Goal: Go through the listing and write out all of it exactly.

---

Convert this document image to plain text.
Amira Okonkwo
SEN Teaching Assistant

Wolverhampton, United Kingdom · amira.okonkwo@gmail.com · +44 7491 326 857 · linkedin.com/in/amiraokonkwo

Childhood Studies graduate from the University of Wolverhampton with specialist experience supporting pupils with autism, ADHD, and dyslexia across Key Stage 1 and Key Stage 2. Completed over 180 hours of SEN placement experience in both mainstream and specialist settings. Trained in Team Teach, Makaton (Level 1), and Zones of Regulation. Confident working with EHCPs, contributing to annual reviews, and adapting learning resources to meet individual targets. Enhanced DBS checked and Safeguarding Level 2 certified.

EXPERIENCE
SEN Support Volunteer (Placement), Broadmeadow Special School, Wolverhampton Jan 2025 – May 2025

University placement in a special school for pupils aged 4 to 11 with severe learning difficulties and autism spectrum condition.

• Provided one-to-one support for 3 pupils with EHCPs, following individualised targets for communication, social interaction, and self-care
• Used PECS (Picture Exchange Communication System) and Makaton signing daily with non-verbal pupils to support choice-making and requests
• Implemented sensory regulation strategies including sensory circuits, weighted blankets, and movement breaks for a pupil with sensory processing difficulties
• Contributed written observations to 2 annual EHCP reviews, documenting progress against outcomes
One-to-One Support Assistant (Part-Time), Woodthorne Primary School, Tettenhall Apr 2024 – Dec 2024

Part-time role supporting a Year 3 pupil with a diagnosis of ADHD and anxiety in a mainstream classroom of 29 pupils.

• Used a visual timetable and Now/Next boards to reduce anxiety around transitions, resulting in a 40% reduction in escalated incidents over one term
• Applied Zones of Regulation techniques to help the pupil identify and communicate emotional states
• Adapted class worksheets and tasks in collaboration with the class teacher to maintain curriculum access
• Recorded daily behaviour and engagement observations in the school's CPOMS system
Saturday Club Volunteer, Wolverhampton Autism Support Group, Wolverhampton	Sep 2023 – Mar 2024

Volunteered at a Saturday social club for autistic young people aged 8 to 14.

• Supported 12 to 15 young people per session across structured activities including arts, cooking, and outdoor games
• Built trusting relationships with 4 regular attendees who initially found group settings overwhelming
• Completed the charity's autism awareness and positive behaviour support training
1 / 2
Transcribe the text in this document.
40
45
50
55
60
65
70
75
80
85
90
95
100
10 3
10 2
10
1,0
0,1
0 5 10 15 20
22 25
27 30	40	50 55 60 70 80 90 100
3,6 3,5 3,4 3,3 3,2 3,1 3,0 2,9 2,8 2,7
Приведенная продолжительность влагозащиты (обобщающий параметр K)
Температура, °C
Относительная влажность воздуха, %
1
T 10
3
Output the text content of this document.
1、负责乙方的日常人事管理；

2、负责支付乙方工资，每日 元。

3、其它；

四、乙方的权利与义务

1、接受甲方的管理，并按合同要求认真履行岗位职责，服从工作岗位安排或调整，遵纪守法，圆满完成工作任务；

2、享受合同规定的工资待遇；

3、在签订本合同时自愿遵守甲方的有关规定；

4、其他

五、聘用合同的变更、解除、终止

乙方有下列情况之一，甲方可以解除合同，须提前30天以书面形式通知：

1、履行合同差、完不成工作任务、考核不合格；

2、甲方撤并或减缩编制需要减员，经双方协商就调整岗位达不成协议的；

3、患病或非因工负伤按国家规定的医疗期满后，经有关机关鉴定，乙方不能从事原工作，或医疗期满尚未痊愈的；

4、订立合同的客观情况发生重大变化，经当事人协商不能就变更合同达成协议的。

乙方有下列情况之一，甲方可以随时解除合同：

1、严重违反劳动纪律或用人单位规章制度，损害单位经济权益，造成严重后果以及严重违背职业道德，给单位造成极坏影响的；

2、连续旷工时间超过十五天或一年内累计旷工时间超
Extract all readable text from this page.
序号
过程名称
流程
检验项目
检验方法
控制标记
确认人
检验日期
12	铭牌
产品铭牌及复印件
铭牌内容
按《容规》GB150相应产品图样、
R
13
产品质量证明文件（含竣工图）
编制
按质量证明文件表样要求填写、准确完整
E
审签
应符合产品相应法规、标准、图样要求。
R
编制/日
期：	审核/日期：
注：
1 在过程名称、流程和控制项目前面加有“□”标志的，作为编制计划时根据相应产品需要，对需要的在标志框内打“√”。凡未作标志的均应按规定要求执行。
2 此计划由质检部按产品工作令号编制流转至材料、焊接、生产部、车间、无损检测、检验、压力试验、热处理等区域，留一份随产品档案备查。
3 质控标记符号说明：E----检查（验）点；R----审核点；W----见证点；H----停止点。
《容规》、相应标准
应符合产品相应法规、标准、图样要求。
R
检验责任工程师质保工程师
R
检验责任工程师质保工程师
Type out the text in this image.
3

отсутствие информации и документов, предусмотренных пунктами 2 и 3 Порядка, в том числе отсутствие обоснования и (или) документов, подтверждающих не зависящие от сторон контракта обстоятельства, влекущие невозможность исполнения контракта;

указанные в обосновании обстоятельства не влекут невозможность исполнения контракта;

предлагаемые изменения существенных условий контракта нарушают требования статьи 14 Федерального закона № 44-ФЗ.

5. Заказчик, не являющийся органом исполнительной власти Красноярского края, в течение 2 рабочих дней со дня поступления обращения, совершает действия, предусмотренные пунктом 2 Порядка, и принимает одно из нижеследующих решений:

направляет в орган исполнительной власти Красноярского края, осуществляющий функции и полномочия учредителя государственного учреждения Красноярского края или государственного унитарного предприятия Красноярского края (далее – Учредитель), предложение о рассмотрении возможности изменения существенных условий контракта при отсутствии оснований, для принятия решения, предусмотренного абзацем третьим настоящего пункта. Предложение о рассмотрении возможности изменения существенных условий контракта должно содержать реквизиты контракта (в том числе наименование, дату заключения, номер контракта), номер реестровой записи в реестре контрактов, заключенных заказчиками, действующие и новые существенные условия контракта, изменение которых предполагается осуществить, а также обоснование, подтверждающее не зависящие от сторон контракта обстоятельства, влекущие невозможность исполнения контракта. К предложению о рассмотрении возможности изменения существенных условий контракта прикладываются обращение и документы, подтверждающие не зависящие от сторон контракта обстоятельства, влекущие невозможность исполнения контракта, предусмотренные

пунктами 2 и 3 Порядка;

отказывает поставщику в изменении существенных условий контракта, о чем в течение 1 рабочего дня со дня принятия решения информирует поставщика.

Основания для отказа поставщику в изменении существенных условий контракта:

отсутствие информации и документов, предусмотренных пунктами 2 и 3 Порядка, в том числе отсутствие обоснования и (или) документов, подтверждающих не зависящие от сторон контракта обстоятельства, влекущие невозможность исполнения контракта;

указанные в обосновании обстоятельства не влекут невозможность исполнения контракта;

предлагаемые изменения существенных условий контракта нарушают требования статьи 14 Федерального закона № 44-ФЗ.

---

The solution:
Convert this document image to plain text.
Amira Okonkwo
SEN Teaching Assistant

Wolverhampton, United Kingdom · amira.okonkwo@gmail.com · +44 7491 326 857 · linkedin.com/in/amiraokonkwo

Childhood Studies graduate from the University of Wolverhampton with specialist experience supporting pupils with autism, ADHD, and dyslexia across Key Stage 1 and Key Stage 2. Completed over 180 hours of SEN placement experience in both mainstream and specialist settings. Trained in Team Teach, Makaton (Level 1), and Zones of Regulation. Confident working with EHCPs, contributing to annual reviews, and adapting learning resources to meet individual targets. Enhanced DBS checked and Safeguarding Level 2 certified.

EXPERIENCE
SEN Support Volunteer (Placement), Broadmeadow Special School, Wolverhampton Jan 2025 – May 2025

University placement in a special school for pupils aged 4 to 11 with severe learning difficulties and autism spectrum condition.

• Provided one-to-one support for 3 pupils with EHCPs, following individualised targets for communication, social interaction, and self-care
• Used PECS (Picture Exchange Communication System) and Makaton signing daily with non-verbal pupils to support choice-making and requests
• Implemented sensory regulation strategies including sensory circuits, weighted blankets, and movement breaks for a pupil with sensory processing difficulties
• Contributed written observations to 2 annual EHCP reviews, documenting progress against outcomes
One-to-One Support Assistant (Part-Time), Woodthorne Primary School, Tettenhall Apr 2024 – Dec 2024

Part-time role supporting a Year 3 pupil with a diagnosis of ADHD and anxiety in a mainstream classroom of 29 pupils.

• Used a visual timetable and Now/Next boards to reduce anxiety around transitions, resulting in a 40% reduction in escalated incidents over one term
• Applied Zones of Regulation techniques to help the pupil identify and communicate emotional states
• Adapted class worksheets and tasks in collaboration with the class teacher to maintain curriculum access
• Recorded daily behaviour and engagement observations in the school's CPOMS system
Saturday Club Volunteer, Wolverhampton Autism Support Group, Wolverhampton	Sep 2023 – Mar 2024

Volunteered at a Saturday social club for autistic young people aged 8 to 14.

• Supported 12 to 15 young people per session across structured activities including arts, cooking, and outdoor games
• Built trusting relationships with 4 regular attendees who initially found group settings overwhelming
• Completed the charity's autism awareness and positive behaviour support training
1 / 2
Transcribe the text in this document.
40
45
50
55
60
65
70
75
80
85
90
95
100
10 3
10 2
10
1,0
0,1
0 5 10 15 20
22 25
27 30	40	50 55 60 70 80 90 100
3,6 3,5 3,4 3,3 3,2 3,1 3,0 2,9 2,8 2,7
Приведенная продолжительность влагозащиты (обобщающий параметр K)
Температура, °C
Относительная влажность воздуха, %
1
T 10
3
Output the text content of this document.
1、负责乙方的日常人事管理；

2、负责支付乙方工资，每日 元。

3、其它；

四、乙方的权利与义务

1、接受甲方的管理，并按合同要求认真履行岗位职责，服从工作岗位安排或调整，遵纪守法，圆满完成工作任务；

2、享受合同规定的工资待遇；

3、在签订本合同时自愿遵守甲方的有关规定；

4、其他

五、聘用合同的变更、解除、终止

乙方有下列情况之一，甲方可以解除合同，须提前30天以书面形式通知：

1、履行合同差、完不成工作任务、考核不合格；

2、甲方撤并或减缩编制需要减员，经双方协商就调整岗位达不成协议的；

3、患病或非因工负伤按国家规定的医疗期满后，经有关机关鉴定，乙方不能从事原工作，或医疗期满尚未痊愈的；

4、订立合同的客观情况发生重大变化，经当事人协商不能就变更合同达成协议的。

乙方有下列情况之一，甲方可以随时解除合同：

1、严重违反劳动纪律或用人单位规章制度，损害单位经济权益，造成严重后果以及严重违背职业道德，给单位造成极坏影响的；

2、连续旷工时间超过十五天或一年内累计旷工时间超
Extract all readable text from this page.
序号
过程名称
流程
检验项目
检验方法
控制标记
确认人
检验日期
12	铭牌
产品铭牌及复印件
铭牌内容
按《容规》GB150相应产品图样、
R
13
产品质量证明文件（含竣工图）
编制
按质量证明文件表样要求填写、准确完整
E
审签
应符合产品相应法规、标准、图样要求。
R
编制/日
期：	审核/日期：
注：
1 在过程名称、流程和控制项目前面加有“□”标志的，作为编制计划时根据相应产品需要，对需要的在标志框内打“√”。凡未作标志的均应按规定要求执行。
2 此计划由质检部按产品工作令号编制流转至材料、焊接、生产部、车间、无损检测、检验、压力试验、热处理等区域，留一份随产品档案备查。
3 质控标记符号说明：E----检查（验）点；R----审核点；W----见证点；H----停止点。
《容规》、相应标准
应符合产品相应法规、标准、图样要求。
R
检验责任工程师质保工程师
R
检验责任工程师质保工程师
Type out the text in this image.
3

отсутствие информации и документов, предусмотренных пунктами 2 и 3 Порядка, в том числе отсутствие обоснования и (или) документов, подтверждающих не зависящие от сторон контракта обстоятельства, влекущие невозможность исполнения контракта;

указанные в обосновании обстоятельства не влекут невозможность исполнения контракта;

предлагаемые изменения существенных условий контракта нарушают требования статьи 14 Федерального закона № 44-ФЗ.

5. Заказчик, не являющийся органом исполнительной власти Красноярского края, в течение 2 рабочих дней со дня поступления обращения, совершает действия, предусмотренные пунктом 2 Порядка, и принимает одно из нижеследующих решений:

направляет в орган исполнительной власти Красноярского края, осуществляющий функции и полномочия учредителя государственного учреждения Красноярского края или государственного унитарного предприятия Красноярского края (далее – Учредитель), предложение о рассмотрении возможности изменения существенных условий контракта при отсутствии оснований, для принятия решения, предусмотренного абзацем третьим настоящего пункта. Предложение о рассмотрении возможности изменения существенных условий контракта должно содержать реквизиты контракта (в том числе наименование, дату заключения, номер контракта), номер реестровой записи в реестре контрактов, заключенных заказчиками, действующие и новые существенные условия контракта, изменение которых предполагается осуществить, а также обоснование, подтверждающее не зависящие от сторон контракта обстоятельства, влекущие невозможность исполнения контракта. К предложению о рассмотрении возможности изменения существенных условий контракта прикладываются обращение и документы, подтверждающие не зависящие от сторон контракта обстоятельства, влекущие невозможность исполнения контракта, предусмотренные

пунктами 2 и 3 Порядка;

отказывает поставщику в изменении существенных условий контракта, о чем в течение 1 рабочего дня со дня принятия решения информирует поставщика.

Основания для отказа поставщику в изменении существенных условий контракта:

отсутствие информации и документов, предусмотренных пунктами 2 и 3 Порядка, в том числе отсутствие обоснования и (или) документов, подтверждающих не зависящие от сторон контракта обстоятельства, влекущие невозможность исполнения контракта;

указанные в обосновании обстоятельства не влекут невозможность исполнения контракта;

предлагаемые изменения существенных условий контракта нарушают требования статьи 14 Федерального закона № 44-ФЗ.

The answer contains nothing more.